> **Directions**
Return the number of lines that contain the word "North", and return nothing else.

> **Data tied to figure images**

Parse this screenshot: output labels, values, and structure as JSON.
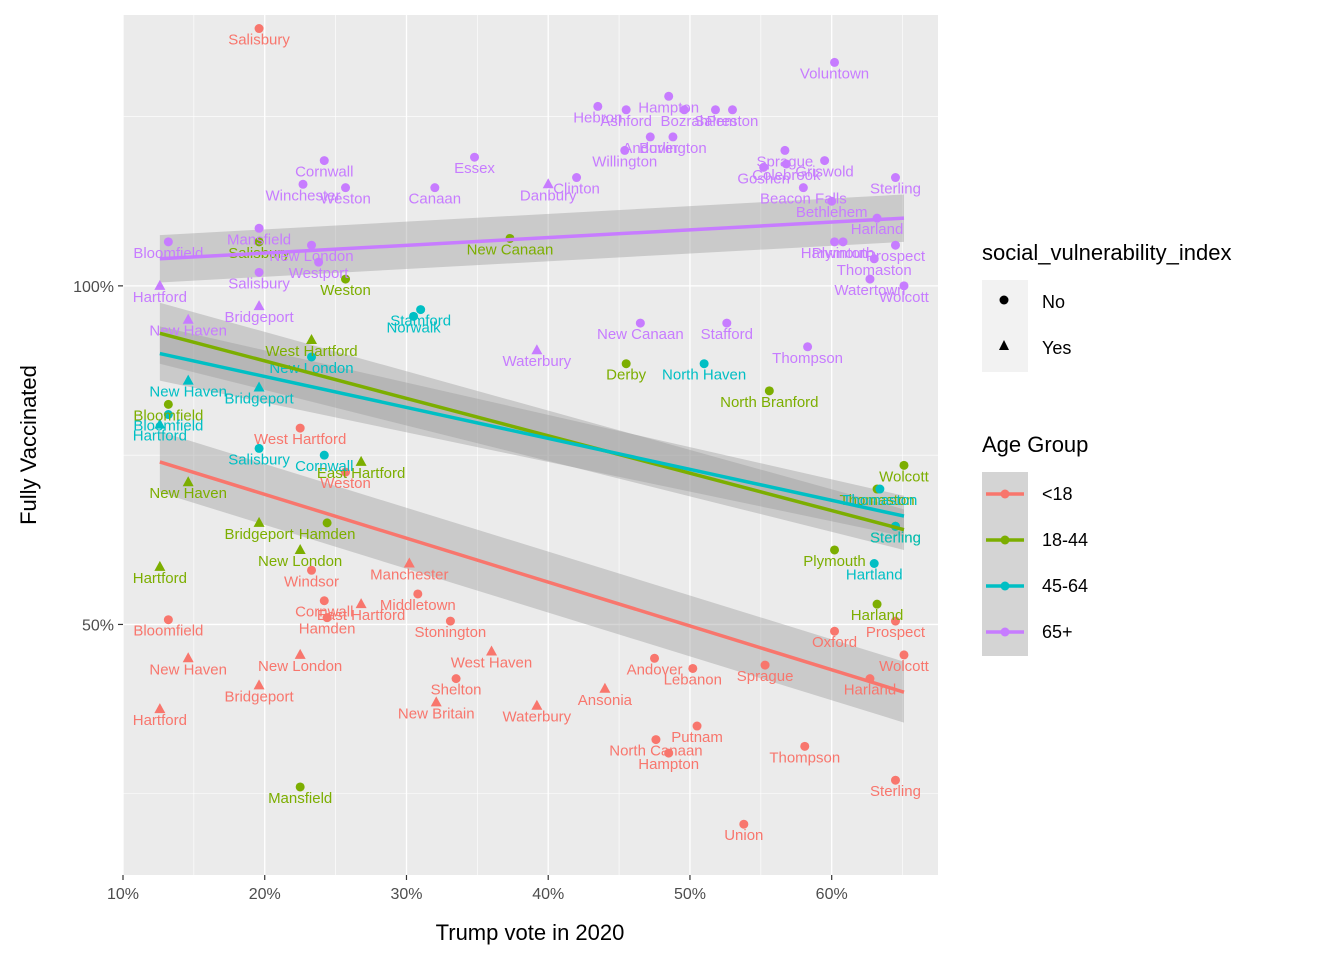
{
  "chart_data": {
    "type": "scatter",
    "title": "",
    "xlabel": "Trump vote in 2020",
    "ylabel": "Fully Vaccinated",
    "xlim": [
      10,
      67.5
    ],
    "ylim": [
      13,
      140
    ],
    "x_ticks": [
      10,
      20,
      30,
      40,
      50,
      60
    ],
    "x_tick_labels": [
      "10%",
      "20%",
      "30%",
      "40%",
      "50%",
      "60%"
    ],
    "y_ticks": [
      50,
      100
    ],
    "y_tick_labels": [
      "50%",
      "100%"
    ],
    "grid": true,
    "legend_position": "right",
    "colors": {
      "<18": "#F8766D",
      "18-44": "#7CAE00",
      "45-64": "#00BFC4",
      "65+": "#C77CFF",
      "panel": "#EBEBEB",
      "grid": "#FFFFFF",
      "ribbon": "#999999"
    },
    "shape_legend": {
      "title": "social_vulnerability_index",
      "items": [
        {
          "label": "No",
          "shape": "circle"
        },
        {
          "label": "Yes",
          "shape": "triangle"
        }
      ]
    },
    "color_legend": {
      "title": "Age Group",
      "items": [
        "<18",
        "18-44",
        "45-64",
        "65+"
      ]
    },
    "trend_lines": [
      {
        "name": "<18",
        "x": [
          12.6,
          65.1
        ],
        "y": [
          74,
          40
        ],
        "se_halfwidth": [
          4.5,
          4.5
        ]
      },
      {
        "name": "18-44",
        "x": [
          12.6,
          65.1
        ],
        "y": [
          93,
          64
        ],
        "se_halfwidth": [
          4.5,
          3
        ]
      },
      {
        "name": "45-64",
        "x": [
          12.6,
          65.1
        ],
        "y": [
          90,
          66
        ],
        "se_halfwidth": [
          4,
          3
        ]
      },
      {
        "name": "65+",
        "x": [
          12.6,
          65.1
        ],
        "y": [
          104,
          110
        ],
        "se_halfwidth": [
          3.5,
          3.5
        ]
      }
    ],
    "series": [
      {
        "name": "<18",
        "points": [
          {
            "label": "Salisbury",
            "x": 19.6,
            "y": 138,
            "shape": "circle"
          },
          {
            "label": "Bloomfield",
            "x": 13.2,
            "y": 50.7,
            "shape": "circle"
          },
          {
            "label": "New Haven",
            "x": 14.6,
            "y": 45,
            "shape": "triangle"
          },
          {
            "label": "Hartford",
            "x": 12.6,
            "y": 37.5,
            "shape": "triangle"
          },
          {
            "label": "Bridgeport",
            "x": 19.6,
            "y": 41,
            "shape": "triangle"
          },
          {
            "label": "New London",
            "x": 22.5,
            "y": 45.5,
            "shape": "triangle"
          },
          {
            "label": "Windsor",
            "x": 23.3,
            "y": 58,
            "shape": "circle"
          },
          {
            "label": "Cornwall",
            "x": 24.2,
            "y": 53.5,
            "shape": "circle"
          },
          {
            "label": "Hamden",
            "x": 24.4,
            "y": 51,
            "shape": "circle"
          },
          {
            "label": "East Hartford",
            "x": 26.8,
            "y": 53,
            "shape": "triangle"
          },
          {
            "label": "West Hartford",
            "x": 22.5,
            "y": 79,
            "shape": "circle"
          },
          {
            "label": "Weston",
            "x": 25.7,
            "y": 72.5,
            "shape": "circle"
          },
          {
            "label": "Manchester",
            "x": 30.2,
            "y": 59,
            "shape": "triangle"
          },
          {
            "label": "Middletown",
            "x": 30.8,
            "y": 54.5,
            "shape": "circle"
          },
          {
            "label": "Stonington",
            "x": 33.1,
            "y": 50.5,
            "shape": "circle"
          },
          {
            "label": "Shelton",
            "x": 33.5,
            "y": 42,
            "shape": "circle"
          },
          {
            "label": "West Haven",
            "x": 36.0,
            "y": 46,
            "shape": "triangle"
          },
          {
            "label": "New Britain",
            "x": 32.1,
            "y": 38.5,
            "shape": "triangle"
          },
          {
            "label": "Waterbury",
            "x": 39.2,
            "y": 38,
            "shape": "triangle"
          },
          {
            "label": "Ansonia",
            "x": 44.0,
            "y": 40.5,
            "shape": "triangle"
          },
          {
            "label": "North Canaan",
            "x": 47.6,
            "y": 33,
            "shape": "circle"
          },
          {
            "label": "Hampton",
            "x": 48.5,
            "y": 31,
            "shape": "circle"
          },
          {
            "label": "Putnam",
            "x": 50.5,
            "y": 35,
            "shape": "circle"
          },
          {
            "label": "Lebanon",
            "x": 50.2,
            "y": 43.5,
            "shape": "circle"
          },
          {
            "label": "Andover",
            "x": 47.5,
            "y": 45,
            "shape": "circle"
          },
          {
            "label": "Sprague",
            "x": 55.3,
            "y": 44,
            "shape": "circle"
          },
          {
            "label": "Thompson",
            "x": 58.1,
            "y": 32,
            "shape": "circle"
          },
          {
            "label": "Sterling",
            "x": 64.5,
            "y": 27,
            "shape": "circle"
          },
          {
            "label": "Union",
            "x": 53.8,
            "y": 20.5,
            "shape": "circle"
          },
          {
            "label": "Wolcott",
            "x": 65.1,
            "y": 45.5,
            "shape": "circle"
          },
          {
            "label": "Prospect",
            "x": 64.5,
            "y": 50.5,
            "shape": "circle"
          },
          {
            "label": "Harland",
            "x": 62.7,
            "y": 42,
            "shape": "circle"
          },
          {
            "label": "Oxford",
            "x": 60.2,
            "y": 49,
            "shape": "circle"
          }
        ]
      },
      {
        "name": "18-44",
        "points": [
          {
            "label": "Salisbury",
            "x": 19.6,
            "y": 106.5,
            "shape": "circle"
          },
          {
            "label": "Mansfield",
            "x": 22.5,
            "y": 26,
            "shape": "circle"
          },
          {
            "label": "Hartford",
            "x": 12.6,
            "y": 58.5,
            "shape": "triangle"
          },
          {
            "label": "New Haven",
            "x": 14.6,
            "y": 71,
            "shape": "triangle"
          },
          {
            "label": "Bloomfield",
            "x": 13.2,
            "y": 82.5,
            "shape": "circle"
          },
          {
            "label": "Bridgeport",
            "x": 19.6,
            "y": 65,
            "shape": "triangle"
          },
          {
            "label": "New London",
            "x": 22.5,
            "y": 61,
            "shape": "triangle"
          },
          {
            "label": "West Hartford",
            "x": 23.3,
            "y": 92,
            "shape": "triangle"
          },
          {
            "label": "Hamden",
            "x": 24.4,
            "y": 65,
            "shape": "circle"
          },
          {
            "label": "East Hartford",
            "x": 26.8,
            "y": 74,
            "shape": "triangle"
          },
          {
            "label": "Weston",
            "x": 25.7,
            "y": 101,
            "shape": "circle"
          },
          {
            "label": "New Canaan",
            "x": 37.3,
            "y": 107,
            "shape": "circle"
          },
          {
            "label": "Derby",
            "x": 45.5,
            "y": 88.5,
            "shape": "circle"
          },
          {
            "label": "North Branford",
            "x": 55.6,
            "y": 84.5,
            "shape": "circle"
          },
          {
            "label": "Plymouth",
            "x": 60.2,
            "y": 61,
            "shape": "circle"
          },
          {
            "label": "Harland",
            "x": 63.2,
            "y": 53,
            "shape": "circle"
          },
          {
            "label": "Thomaston",
            "x": 63.2,
            "y": 70,
            "shape": "circle"
          },
          {
            "label": "Sterling",
            "x": 64.5,
            "y": 64.5,
            "shape": "circle"
          },
          {
            "label": "Wolcott",
            "x": 65.1,
            "y": 73.5,
            "shape": "circle"
          }
        ]
      },
      {
        "name": "45-64",
        "points": [
          {
            "label": "Salisbury",
            "x": 19.6,
            "y": 76,
            "shape": "circle"
          },
          {
            "label": "Bloomfield",
            "x": 13.2,
            "y": 81,
            "shape": "circle"
          },
          {
            "label": "Hartford",
            "x": 12.6,
            "y": 79.5,
            "shape": "triangle"
          },
          {
            "label": "New Haven",
            "x": 14.6,
            "y": 86,
            "shape": "triangle"
          },
          {
            "label": "Bridgeport",
            "x": 19.6,
            "y": 85,
            "shape": "triangle"
          },
          {
            "label": "New London",
            "x": 23.3,
            "y": 89.5,
            "shape": "circle"
          },
          {
            "label": "Cornwall",
            "x": 24.2,
            "y": 75,
            "shape": "circle"
          },
          {
            "label": "Norwalk",
            "x": 30.5,
            "y": 95.5,
            "shape": "circle"
          },
          {
            "label": "Stamford",
            "x": 31.0,
            "y": 96.5,
            "shape": "circle"
          },
          {
            "label": "North Haven",
            "x": 51.0,
            "y": 88.5,
            "shape": "circle"
          },
          {
            "label": "Hartland",
            "x": 63.0,
            "y": 59,
            "shape": "circle"
          },
          {
            "label": "Sterling",
            "x": 64.5,
            "y": 64.5,
            "shape": "circle"
          },
          {
            "label": "Thomaston",
            "x": 63.4,
            "y": 70,
            "shape": "circle"
          }
        ]
      },
      {
        "name": "65+",
        "points": [
          {
            "label": "Voluntown",
            "x": 60.2,
            "y": 133,
            "shape": "circle"
          },
          {
            "label": "Hampton",
            "x": 48.5,
            "y": 128,
            "shape": "circle"
          },
          {
            "label": "Hebron",
            "x": 43.5,
            "y": 126.5,
            "shape": "circle"
          },
          {
            "label": "Ashford",
            "x": 45.5,
            "y": 126,
            "shape": "circle"
          },
          {
            "label": "Salem",
            "x": 51.8,
            "y": 126,
            "shape": "circle"
          },
          {
            "label": "Preston",
            "x": 53.0,
            "y": 126,
            "shape": "circle"
          },
          {
            "label": "Bozrah",
            "x": 49.6,
            "y": 126,
            "shape": "circle"
          },
          {
            "label": "Andover",
            "x": 47.2,
            "y": 122,
            "shape": "circle"
          },
          {
            "label": "Willington",
            "x": 45.4,
            "y": 120,
            "shape": "circle"
          },
          {
            "label": "Burlington",
            "x": 48.8,
            "y": 122,
            "shape": "circle"
          },
          {
            "label": "Sprague",
            "x": 56.7,
            "y": 120,
            "shape": "circle"
          },
          {
            "label": "Goshen",
            "x": 55.2,
            "y": 117.5,
            "shape": "circle"
          },
          {
            "label": "Colebrook",
            "x": 56.8,
            "y": 118,
            "shape": "circle"
          },
          {
            "label": "Griswold",
            "x": 59.5,
            "y": 118.5,
            "shape": "circle"
          },
          {
            "label": "Sterling",
            "x": 64.5,
            "y": 116,
            "shape": "circle"
          },
          {
            "label": "Beacon Falls",
            "x": 58.0,
            "y": 114.5,
            "shape": "circle"
          },
          {
            "label": "Bethlehem",
            "x": 60.0,
            "y": 112.5,
            "shape": "circle"
          },
          {
            "label": "Harland",
            "x": 63.2,
            "y": 110,
            "shape": "circle"
          },
          {
            "label": "Harwinton",
            "x": 60.2,
            "y": 106.5,
            "shape": "circle"
          },
          {
            "label": "Plymouth",
            "x": 60.8,
            "y": 106.5,
            "shape": "circle"
          },
          {
            "label": "Prospect",
            "x": 64.5,
            "y": 106,
            "shape": "circle"
          },
          {
            "label": "Thomaston",
            "x": 63.0,
            "y": 104,
            "shape": "circle"
          },
          {
            "label": "Watertown",
            "x": 62.7,
            "y": 101,
            "shape": "circle"
          },
          {
            "label": "Wolcott",
            "x": 65.1,
            "y": 100,
            "shape": "circle"
          },
          {
            "label": "Thompson",
            "x": 58.3,
            "y": 91,
            "shape": "circle"
          },
          {
            "label": "Stafford",
            "x": 52.6,
            "y": 94.5,
            "shape": "circle"
          },
          {
            "label": "New Canaan",
            "x": 46.5,
            "y": 94.5,
            "shape": "circle"
          },
          {
            "label": "Essex",
            "x": 34.8,
            "y": 119,
            "shape": "circle"
          },
          {
            "label": "Cornwall",
            "x": 24.2,
            "y": 118.5,
            "shape": "circle"
          },
          {
            "label": "Winchester",
            "x": 22.7,
            "y": 115,
            "shape": "circle"
          },
          {
            "label": "Weston",
            "x": 25.7,
            "y": 114.5,
            "shape": "circle"
          },
          {
            "label": "Canaan",
            "x": 32.0,
            "y": 114.5,
            "shape": "circle"
          },
          {
            "label": "Mansfield",
            "x": 19.6,
            "y": 108.5,
            "shape": "circle"
          },
          {
            "label": "Bloomfield",
            "x": 13.2,
            "y": 106.5,
            "shape": "circle"
          },
          {
            "label": "New London",
            "x": 23.3,
            "y": 106,
            "shape": "circle"
          },
          {
            "label": "Westport",
            "x": 23.8,
            "y": 103.5,
            "shape": "circle"
          },
          {
            "label": "Salisbury",
            "x": 19.6,
            "y": 102,
            "shape": "circle"
          },
          {
            "label": "Hartford",
            "x": 12.6,
            "y": 100,
            "shape": "triangle"
          },
          {
            "label": "Bridgeport",
            "x": 19.6,
            "y": 97,
            "shape": "triangle"
          },
          {
            "label": "New Haven",
            "x": 14.6,
            "y": 95,
            "shape": "triangle"
          },
          {
            "label": "Waterbury",
            "x": 39.2,
            "y": 90.5,
            "shape": "triangle"
          },
          {
            "label": "Danbury",
            "x": 40.0,
            "y": 115,
            "shape": "triangle"
          },
          {
            "label": "Clinton",
            "x": 42.0,
            "y": 116,
            "shape": "circle"
          }
        ]
      }
    ]
  }
}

> **Result**
3